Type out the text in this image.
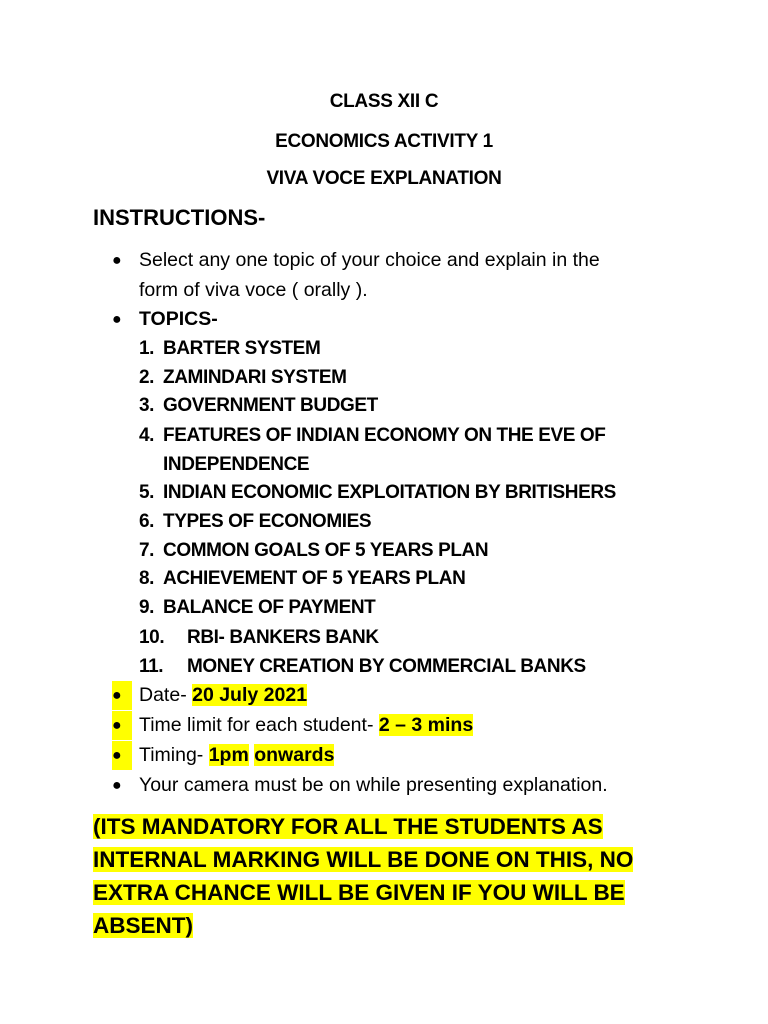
CLASS XII C
ECONOMICS ACTIVITY 1
VIVA VOCE EXPLANATION
INSTRUCTIONS-
● Select any one topic of your choice and explain in the
form of viva voce ( orally ).
● TOPICS-
1. BARTER SYSTEM
2. ZAMINDARI SYSTEM
3. GOVERNMENT BUDGET
4. FEATURES OF INDIAN ECONOMY ON THE EVE OF
INDEPENDENCE
5. INDIAN ECONOMIC EXPLOITATION BY BRITISHERS
6. TYPES OF ECONOMIES
7. COMMON GOALS OF 5 YEARS PLAN
8. ACHIEVEMENT OF 5 YEARS PLAN
9. BALANCE OF PAYMENT
10. RBI- BANKERS BANK
11. MONEY CREATION BY COMMERCIAL BANKS
● Date- 20 July 2021
● Time limit for each student- 2 – 3 mins
● Timing- 1pm onwards
● Your camera must be on while presenting explanation.
(ITS MANDATORY FOR ALL THE STUDENTS AS
INTERNAL MARKING WILL BE DONE ON THIS, NO
EXTRA CHANCE WILL BE GIVEN IF YOU WILL BE
ABSENT)
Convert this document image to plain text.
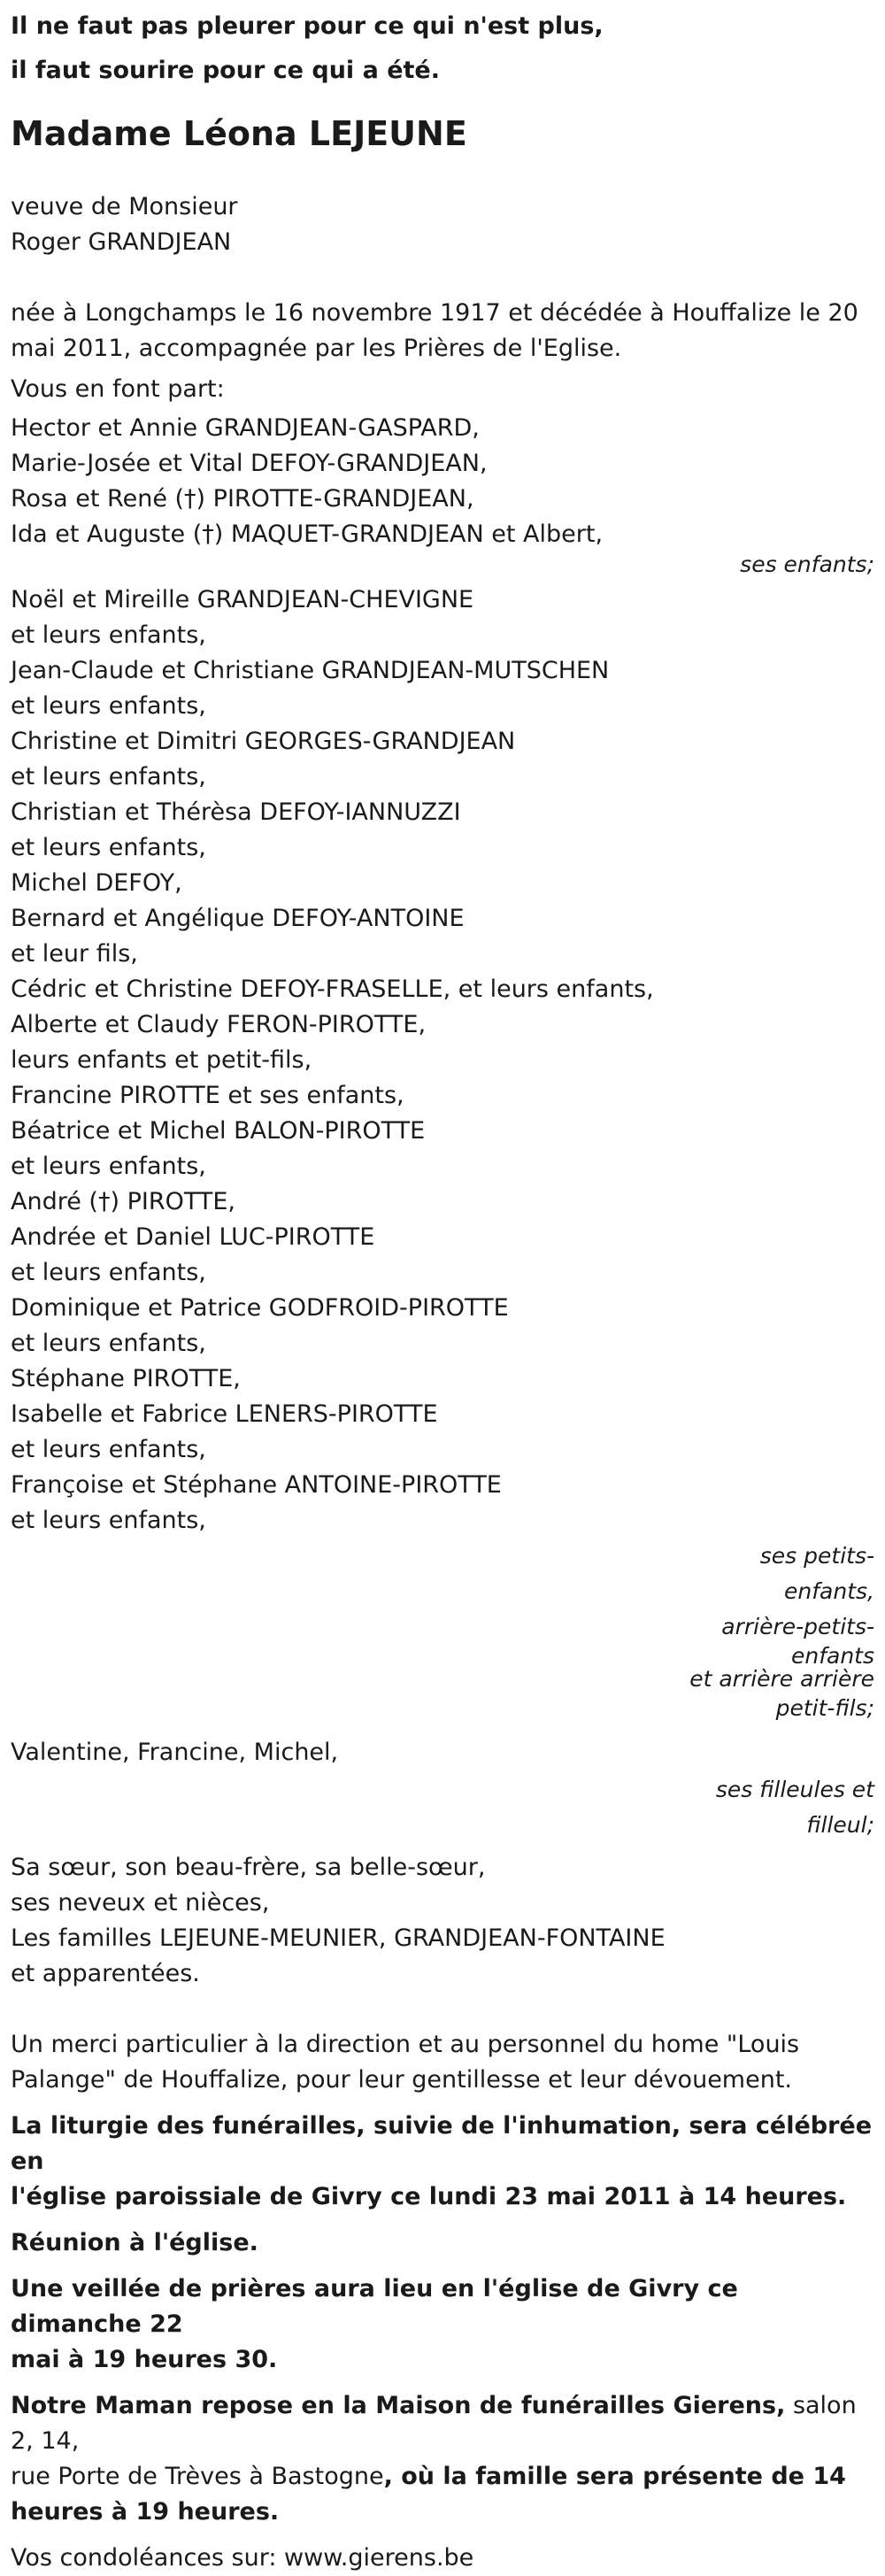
Il ne faut pas pleurer pour ce qui n'est plus,

il faut sourire pour ce qui a été.

Madame Léona LEJEUNE

veuve de Monsieur

Roger GRANDJEAN

née à Longchamps le 16 novembre 1917 et décédée à Houffalize le 20

mai 2011, accompagnée par les Prières de l'Eglise.

Vous en font part:

Hector et Annie GRANDJEAN-GASPARD,

Marie-Josée et Vital DEFOY-GRANDJEAN,

Rosa et René (†) PIROTTE-GRANDJEAN,

Ida et Auguste (†) MAQUET-GRANDJEAN et Albert,

ses enfants;

Noël et Mireille GRANDJEAN-CHEVIGNE

et leurs enfants,

Jean-Claude et Christiane GRANDJEAN-MUTSCHEN

et leurs enfants,

Christine et Dimitri GEORGES-GRANDJEAN

et leurs enfants,

Christian et Thérèsa DEFOY-IANNUZZI

et leurs enfants,

Michel DEFOY,

Bernard et Angélique DEFOY-ANTOINE

et leur fils,

Cédric et Christine DEFOY-FRASELLE, et leurs enfants,

Alberte et Claudy FERON-PIROTTE,

leurs enfants et petit-fils,

Francine PIROTTE et ses enfants,

Béatrice et Michel BALON-PIROTTE

et leurs enfants,

André (†) PIROTTE,

Andrée et Daniel LUC-PIROTTE

et leurs enfants,

Dominique et Patrice GODFROID-PIROTTE

et leurs enfants,

Stéphane PIROTTE,

Isabelle et Fabrice LENERS-PIROTTE

et leurs enfants,

Françoise et Stéphane ANTOINE-PIROTTE

et leurs enfants,

ses petits-enfants,

arrière-petits-

enfants

et arrière arrière

petit-fils;

Valentine, Francine, Michel,

ses filleules et

filleul;

Sa sœur, son beau-frère, sa belle-sœur,

ses neveux et nièces,

Les familles LEJEUNE-MEUNIER, GRANDJEAN-FONTAINE

et apparentées.

Un merci particulier à la direction et au personnel du home "Louis

Palange" de Houffalize, pour leur gentillesse et leur dévouement.

La liturgie des funérailles, suivie de l'inhumation, sera célébrée en

l'église paroissiale de Givry ce lundi 23 mai 2011 à 14 heures.

Réunion à l'église.

Une veillée de prières aura lieu en l'église de Givry ce dimanche 22

mai à 19 heures 30.

Notre Maman repose en la Maison de funérailles Gierens, salon 2, 14,

rue Porte de Trèves à Bastogne, où la famille sera présente de 14

heures à 19 heures.

Vos condoléances sur: www.gierens.be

--------

- [GOAL] Extract every line of the data exactly; pictures stay out.

- [RESPONSE TO THIS TASK]
Type out the text in this image.
CLASS XII C
ECONOMICS ACTIVITY 1
VIVA VOCE EXPLANATION
INSTRUCTIONS-
● Select any one topic of your choice and explain in the
form of viva voce ( orally ).
● TOPICS-
1. BARTER SYSTEM
2. ZAMINDARI SYSTEM
3. GOVERNMENT BUDGET
4. FEATURES OF INDIAN ECONOMY ON THE EVE OF
INDEPENDENCE
5. INDIAN ECONOMIC EXPLOITATION BY BRITISHERS
6. TYPES OF ECONOMIES
7. COMMON GOALS OF 5 YEARS PLAN
8. ACHIEVEMENT OF 5 YEARS PLAN
9. BALANCE OF PAYMENT
10. RBI- BANKERS BANK
11. MONEY CREATION BY COMMERCIAL BANKS
● Date- 20 July 2021
● Time limit for each student- 2 – 3 mins
● Timing- 1pm onwards
● Your camera must be on while presenting explanation.
(ITS MANDATORY FOR ALL THE STUDENTS AS
INTERNAL MARKING WILL BE DONE ON THIS, NO
EXTRA CHANCE WILL BE GIVEN IF YOU WILL BE
ABSENT)
Convert this document image to plain text.
Il ne faut pas pleurer pour ce qui n'est plus,

il faut sourire pour ce qui a été.

Madame Léona LEJEUNE

veuve de Monsieur

Roger GRANDJEAN

née à Longchamps le 16 novembre 1917 et décédée à Houffalize le 20

mai 2011, accompagnée par les Prières de l'Eglise.

Vous en font part:

Hector et Annie GRANDJEAN-GASPARD,

Marie-Josée et Vital DEFOY-GRANDJEAN,

Rosa et René (†) PIROTTE-GRANDJEAN,

Ida et Auguste (†) MAQUET-GRANDJEAN et Albert,

ses enfants;

Noël et Mireille GRANDJEAN-CHEVIGNE

et leurs enfants,

Jean-Claude et Christiane GRANDJEAN-MUTSCHEN

et leurs enfants,

Christine et Dimitri GEORGES-GRANDJEAN

et leurs enfants,

Christian et Thérèsa DEFOY-IANNUZZI

et leurs enfants,

Michel DEFOY,

Bernard et Angélique DEFOY-ANTOINE

et leur fils,

Cédric et Christine DEFOY-FRASELLE, et leurs enfants,

Alberte et Claudy FERON-PIROTTE,

leurs enfants et petit-fils,

Francine PIROTTE et ses enfants,

Béatrice et Michel BALON-PIROTTE

et leurs enfants,

André (†) PIROTTE,

Andrée et Daniel LUC-PIROTTE

et leurs enfants,

Dominique et Patrice GODFROID-PIROTTE

et leurs enfants,

Stéphane PIROTTE,

Isabelle et Fabrice LENERS-PIROTTE

et leurs enfants,

Françoise et Stéphane ANTOINE-PIROTTE

et leurs enfants,

ses petits-enfants,

arrière-petits-

enfants

et arrière arrière

petit-fils;

Valentine, Francine, Michel,

ses filleules et

filleul;

Sa sœur, son beau-frère, sa belle-sœur,

ses neveux et nièces,

Les familles LEJEUNE-MEUNIER, GRANDJEAN-FONTAINE

et apparentées.

Un merci particulier à la direction et au personnel du home "Louis

Palange" de Houffalize, pour leur gentillesse et leur dévouement.

La liturgie des funérailles, suivie de l'inhumation, sera célébrée en

l'église paroissiale de Givry ce lundi 23 mai 2011 à 14 heures.

Réunion à l'église.

Une veillée de prières aura lieu en l'église de Givry ce dimanche 22

mai à 19 heures 30.

Notre Maman repose en la Maison de funérailles Gierens, salon 2, 14,

rue Porte de Trèves à Bastogne, où la famille sera présente de 14

heures à 19 heures.

Vos condoléances sur: www.gierens.be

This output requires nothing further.